## EXERCISE BRIEF
In the data below, find every line with the string "Stati" and pull it out.

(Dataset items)
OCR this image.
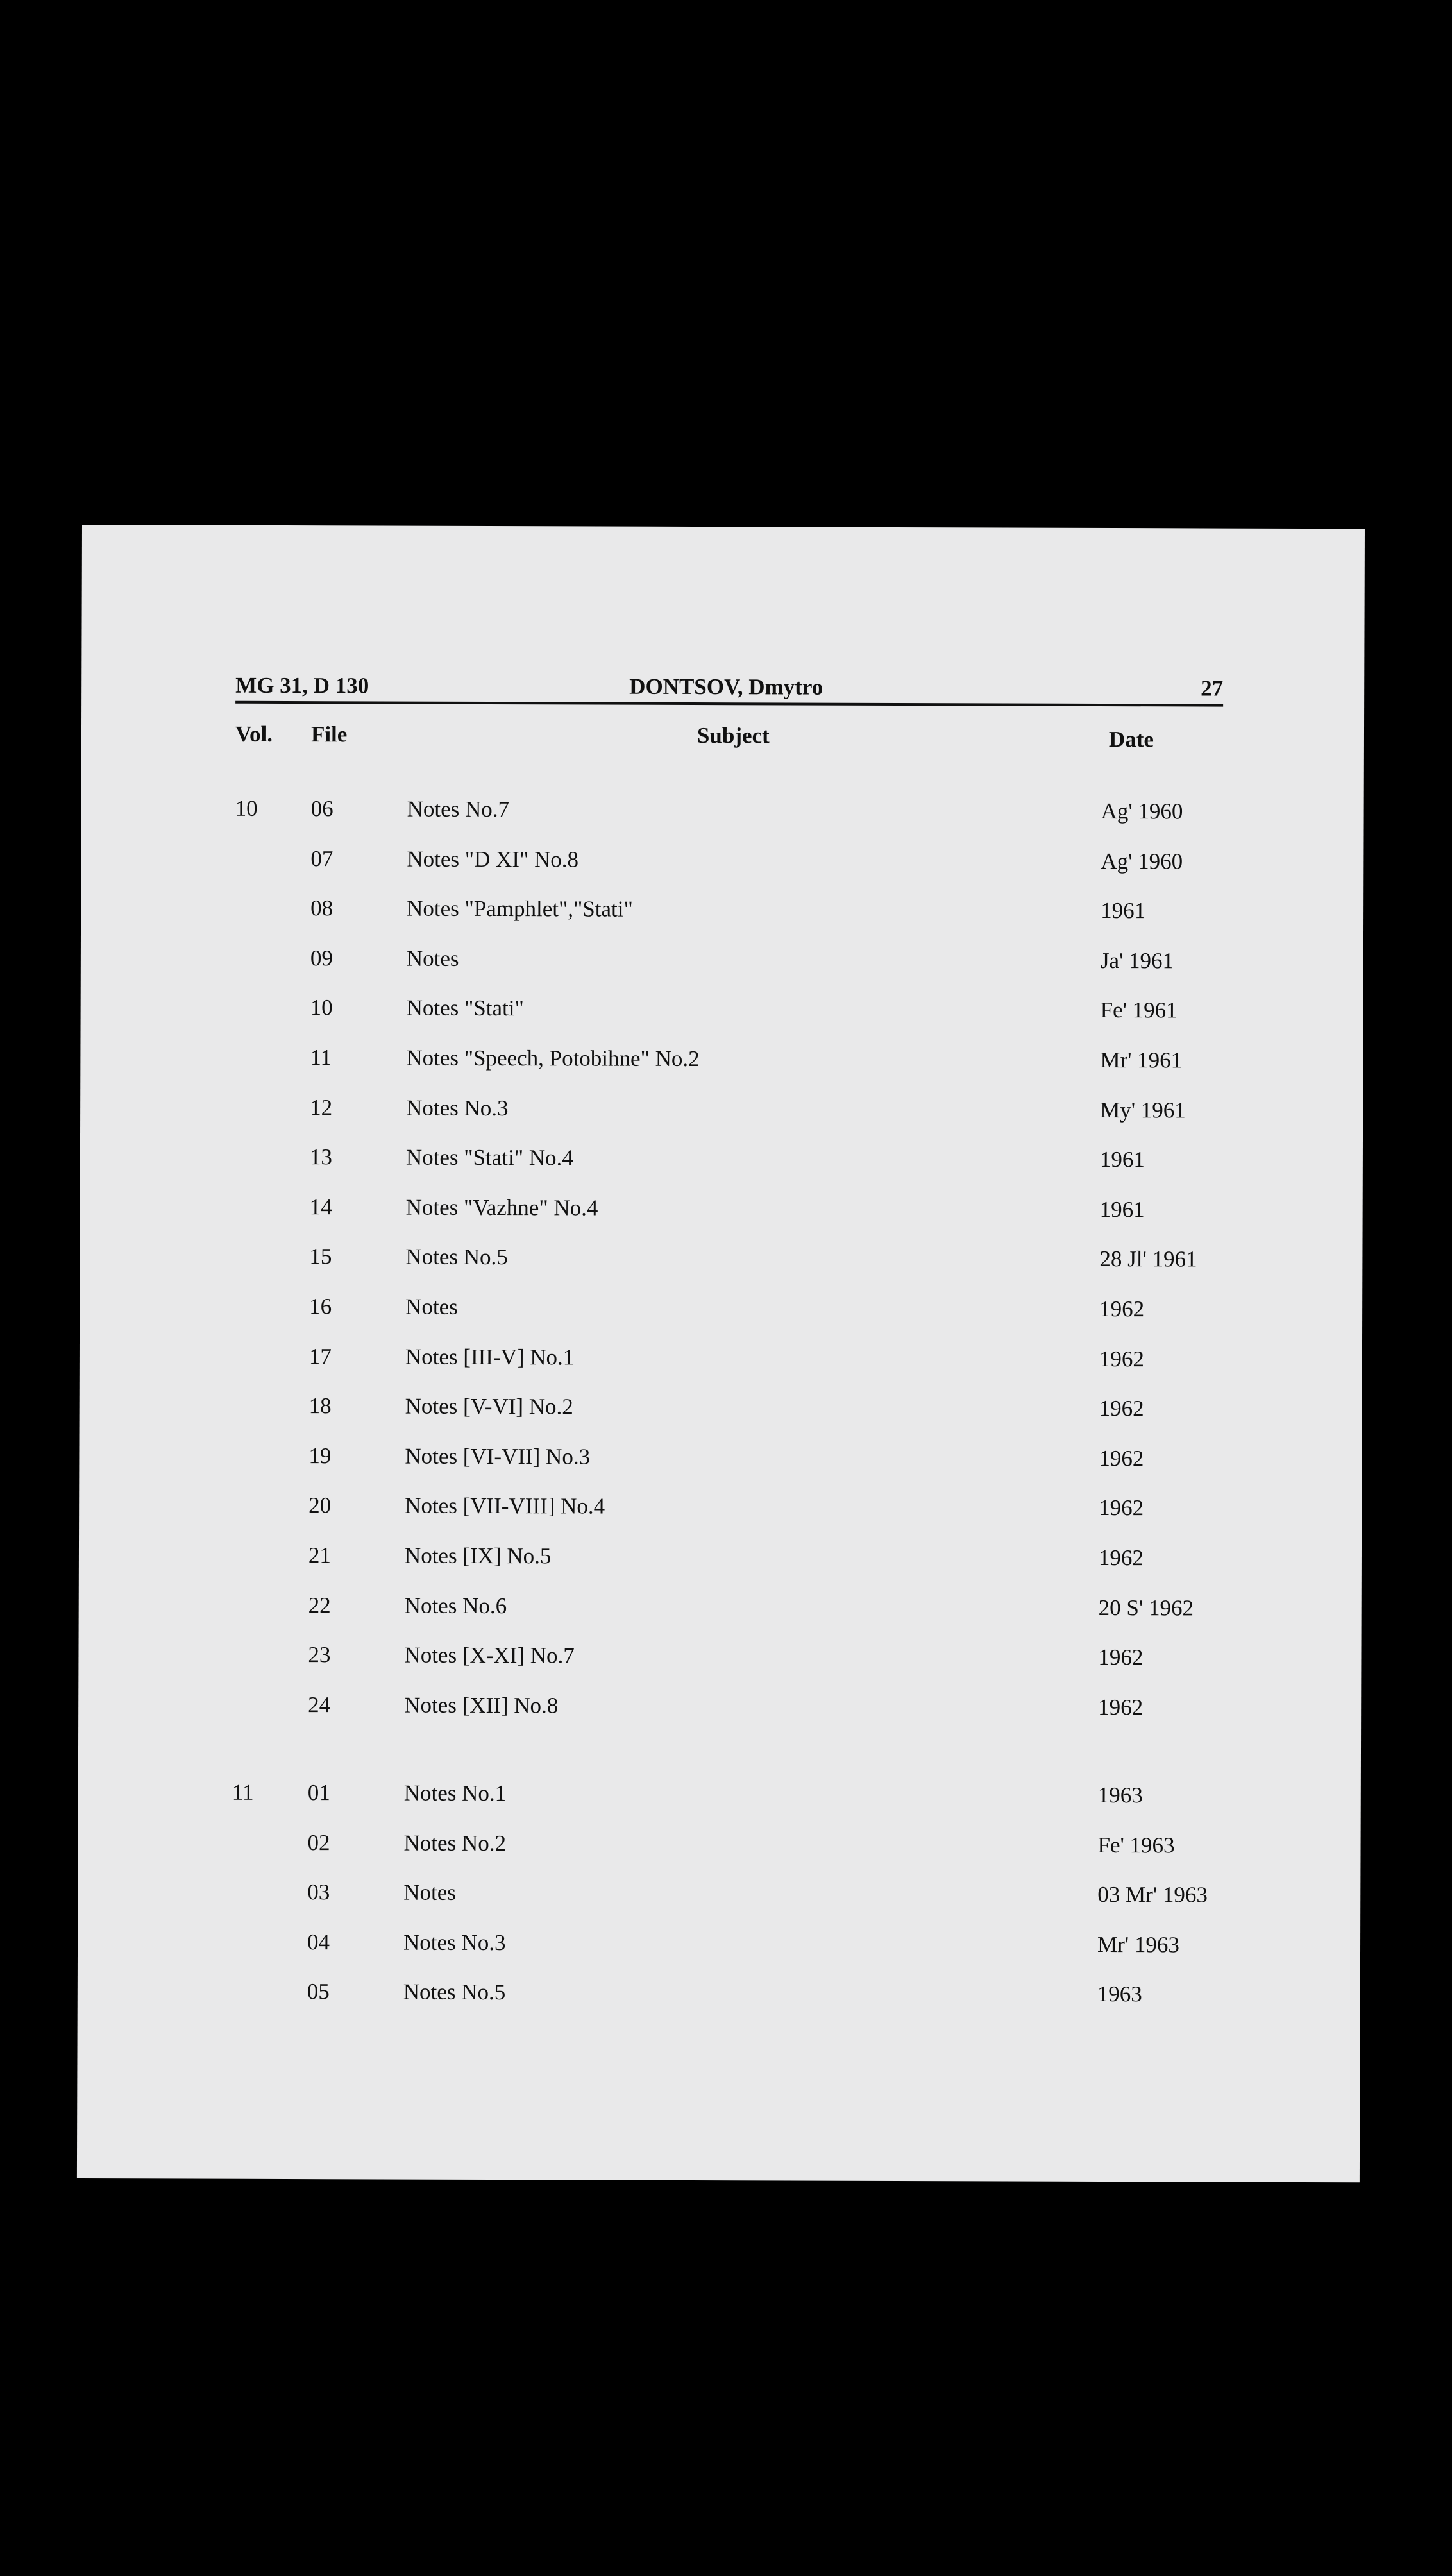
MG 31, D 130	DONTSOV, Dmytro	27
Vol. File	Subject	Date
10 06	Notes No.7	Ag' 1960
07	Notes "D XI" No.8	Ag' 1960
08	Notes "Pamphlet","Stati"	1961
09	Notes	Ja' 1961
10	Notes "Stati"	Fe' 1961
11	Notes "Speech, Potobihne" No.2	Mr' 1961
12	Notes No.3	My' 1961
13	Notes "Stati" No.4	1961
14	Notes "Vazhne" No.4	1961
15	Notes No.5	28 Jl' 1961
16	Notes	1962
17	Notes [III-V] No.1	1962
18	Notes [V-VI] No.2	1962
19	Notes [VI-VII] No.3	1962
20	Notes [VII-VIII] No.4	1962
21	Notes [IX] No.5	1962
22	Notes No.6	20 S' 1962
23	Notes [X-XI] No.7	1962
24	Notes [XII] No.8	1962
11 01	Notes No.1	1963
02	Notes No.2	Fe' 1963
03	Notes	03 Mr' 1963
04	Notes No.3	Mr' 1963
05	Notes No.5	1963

## ANSWER TO THE EXERCISE
08	Notes "Pamphlet","Stati"	1961
10	Notes "Stati"	Fe' 1961
13	Notes "Stati" No.4	1961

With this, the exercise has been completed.